= Data supplied =
"""

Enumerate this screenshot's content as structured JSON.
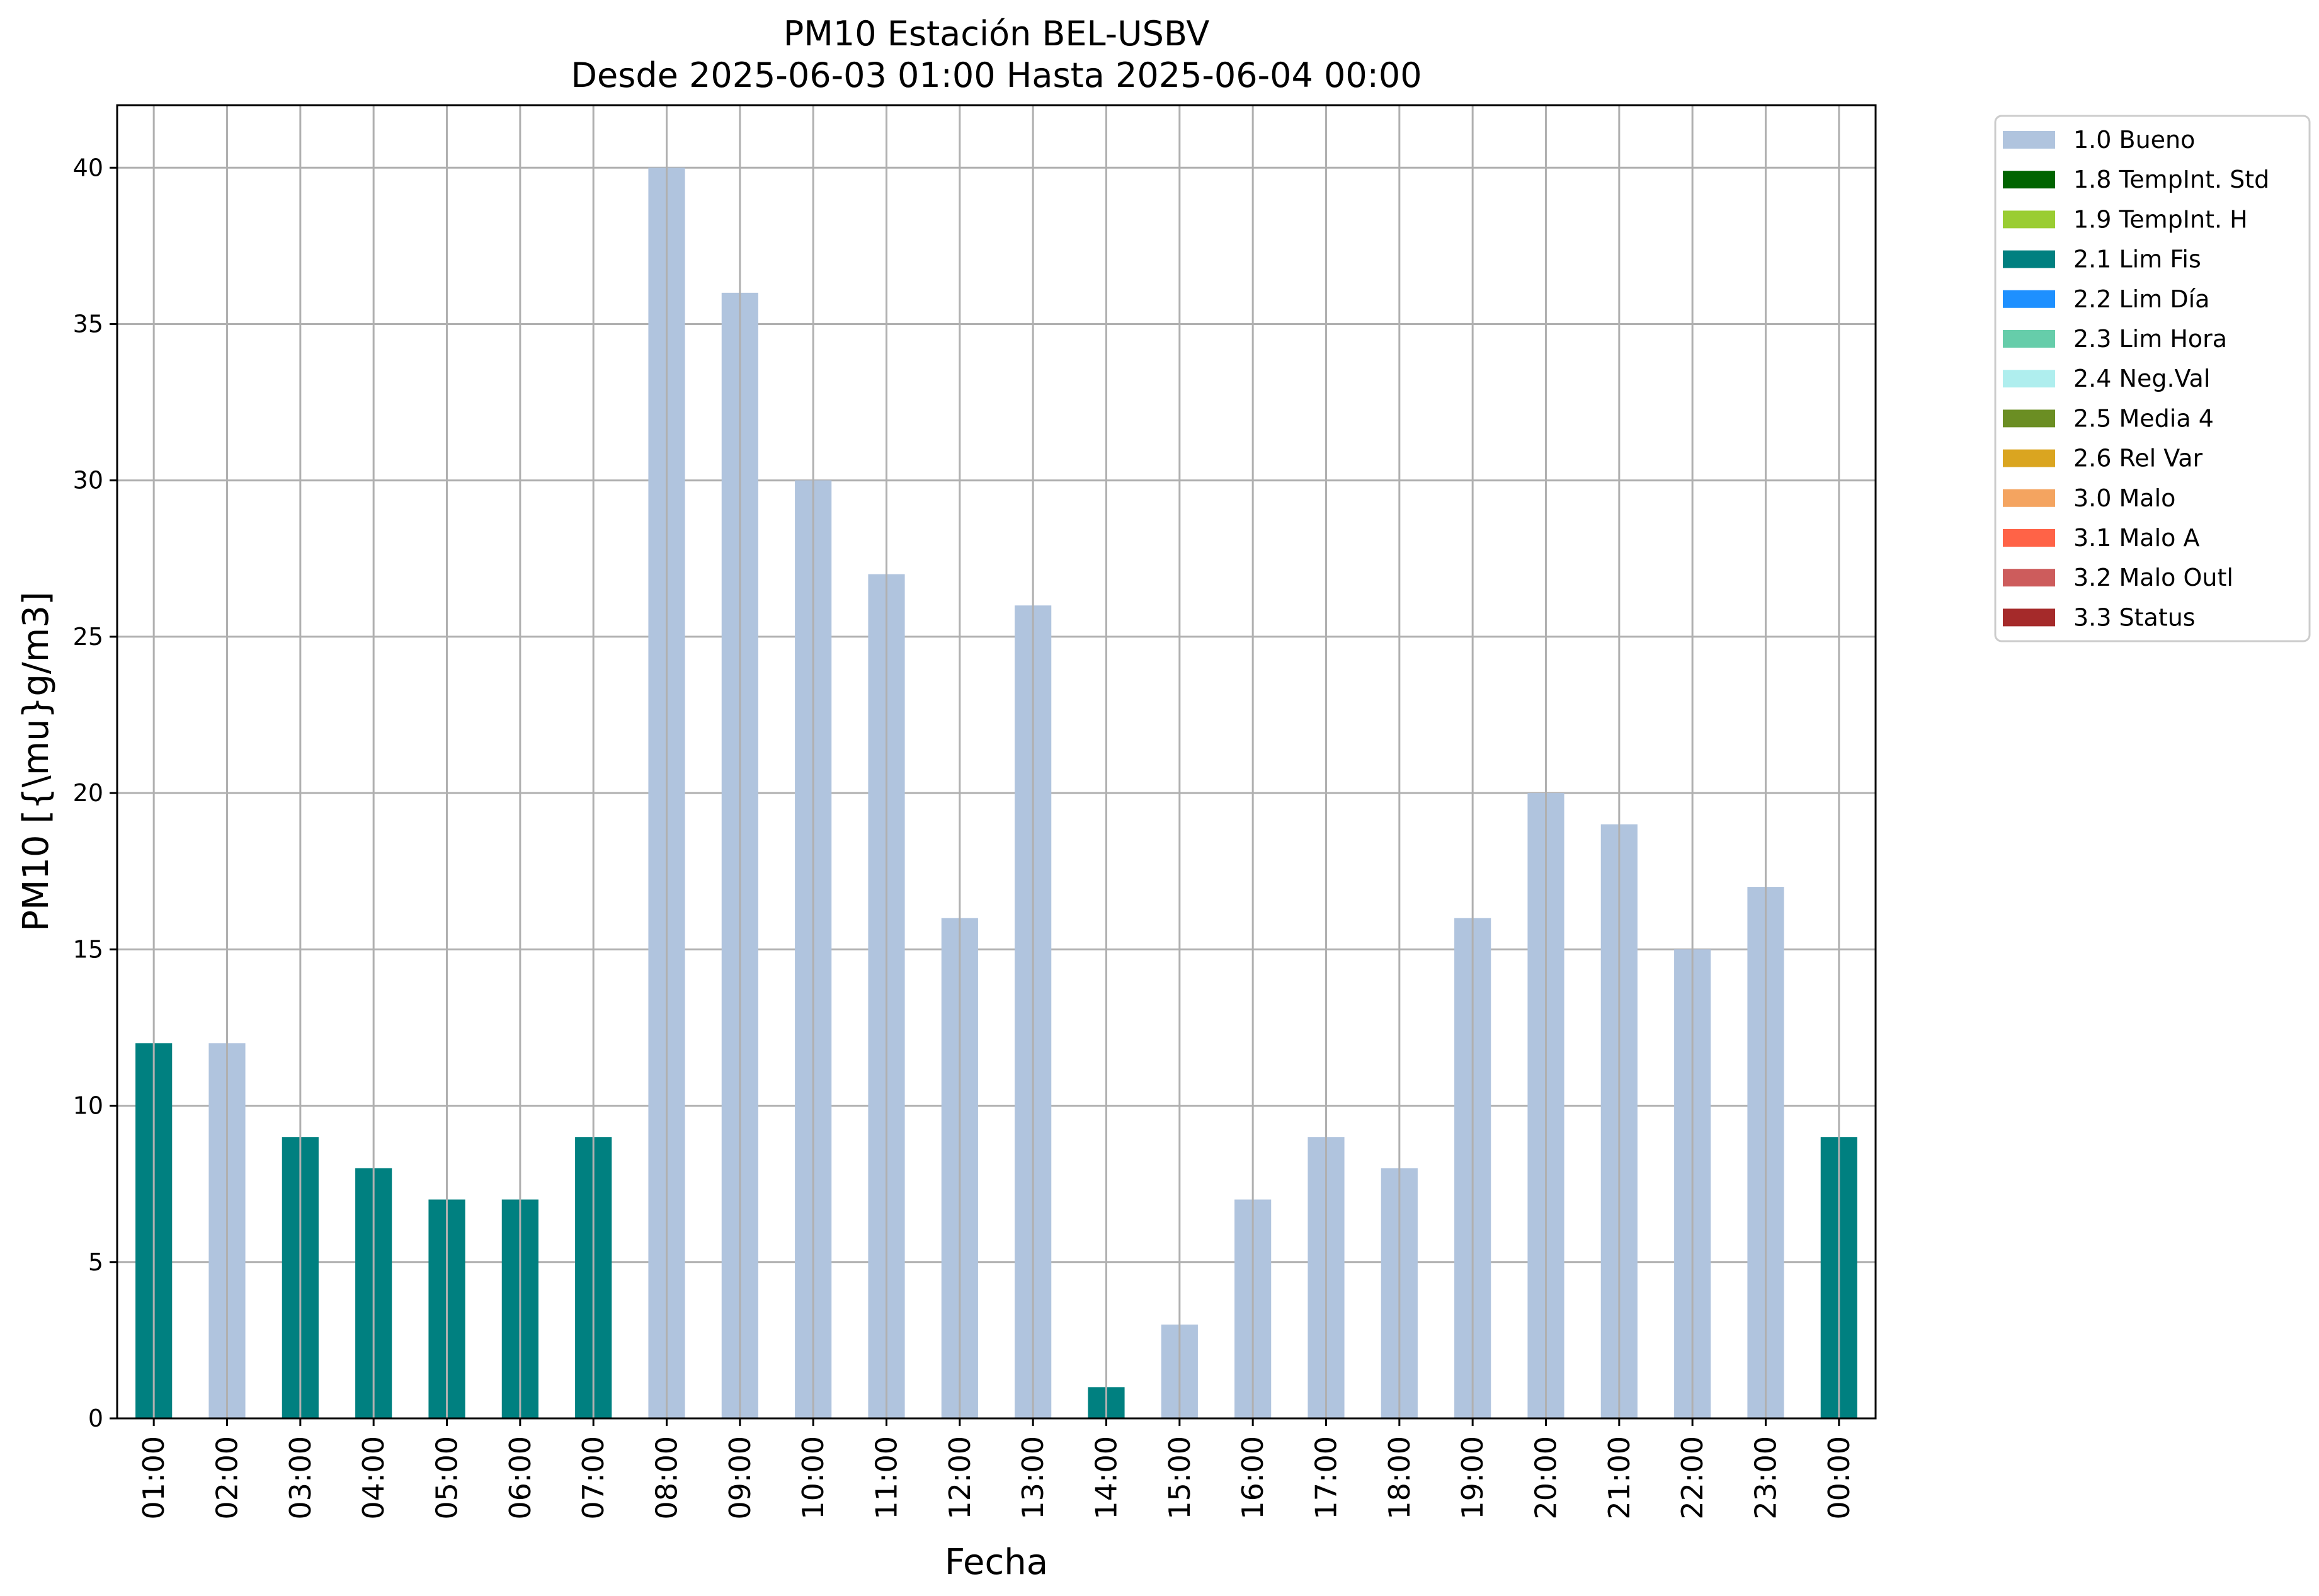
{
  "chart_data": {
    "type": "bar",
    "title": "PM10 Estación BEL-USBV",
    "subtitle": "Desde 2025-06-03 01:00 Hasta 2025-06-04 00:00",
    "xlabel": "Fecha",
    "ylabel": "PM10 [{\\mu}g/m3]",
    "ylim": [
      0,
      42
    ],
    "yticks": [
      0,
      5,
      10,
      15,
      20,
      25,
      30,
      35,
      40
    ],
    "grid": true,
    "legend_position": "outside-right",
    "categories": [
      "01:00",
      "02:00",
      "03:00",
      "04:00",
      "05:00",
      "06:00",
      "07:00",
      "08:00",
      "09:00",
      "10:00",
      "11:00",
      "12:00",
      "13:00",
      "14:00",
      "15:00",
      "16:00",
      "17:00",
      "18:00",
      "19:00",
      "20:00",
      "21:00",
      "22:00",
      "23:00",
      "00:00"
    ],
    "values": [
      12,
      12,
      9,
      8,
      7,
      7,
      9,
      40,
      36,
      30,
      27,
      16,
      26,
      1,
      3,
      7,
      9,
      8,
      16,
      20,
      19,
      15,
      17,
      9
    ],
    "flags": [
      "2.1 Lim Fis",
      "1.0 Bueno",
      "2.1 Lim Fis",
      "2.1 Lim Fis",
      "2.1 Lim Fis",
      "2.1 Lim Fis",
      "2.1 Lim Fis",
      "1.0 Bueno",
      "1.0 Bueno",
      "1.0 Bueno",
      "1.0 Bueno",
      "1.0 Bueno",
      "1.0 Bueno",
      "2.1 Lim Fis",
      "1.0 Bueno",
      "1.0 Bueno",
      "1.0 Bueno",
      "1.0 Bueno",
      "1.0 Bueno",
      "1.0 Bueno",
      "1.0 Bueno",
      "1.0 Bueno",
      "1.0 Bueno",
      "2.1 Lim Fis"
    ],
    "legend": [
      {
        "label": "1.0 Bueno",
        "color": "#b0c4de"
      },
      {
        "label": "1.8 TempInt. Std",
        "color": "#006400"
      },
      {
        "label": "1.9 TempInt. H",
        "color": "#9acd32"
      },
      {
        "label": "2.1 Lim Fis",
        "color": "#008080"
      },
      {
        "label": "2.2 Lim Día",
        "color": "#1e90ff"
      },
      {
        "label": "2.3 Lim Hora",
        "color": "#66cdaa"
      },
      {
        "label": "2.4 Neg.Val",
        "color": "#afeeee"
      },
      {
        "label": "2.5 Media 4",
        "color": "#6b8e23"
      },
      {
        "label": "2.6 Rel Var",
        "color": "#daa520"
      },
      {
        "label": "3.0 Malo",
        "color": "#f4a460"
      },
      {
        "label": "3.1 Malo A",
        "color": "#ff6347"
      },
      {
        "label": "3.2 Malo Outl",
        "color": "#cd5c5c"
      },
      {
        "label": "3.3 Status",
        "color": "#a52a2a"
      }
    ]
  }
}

"""

= Problem to work on =
Pull out all lines of the data with the string "TempInt".

= Result of this exercise =
        "label": "1.8 TempInt. Std",
        "label": "1.9 TempInt. H",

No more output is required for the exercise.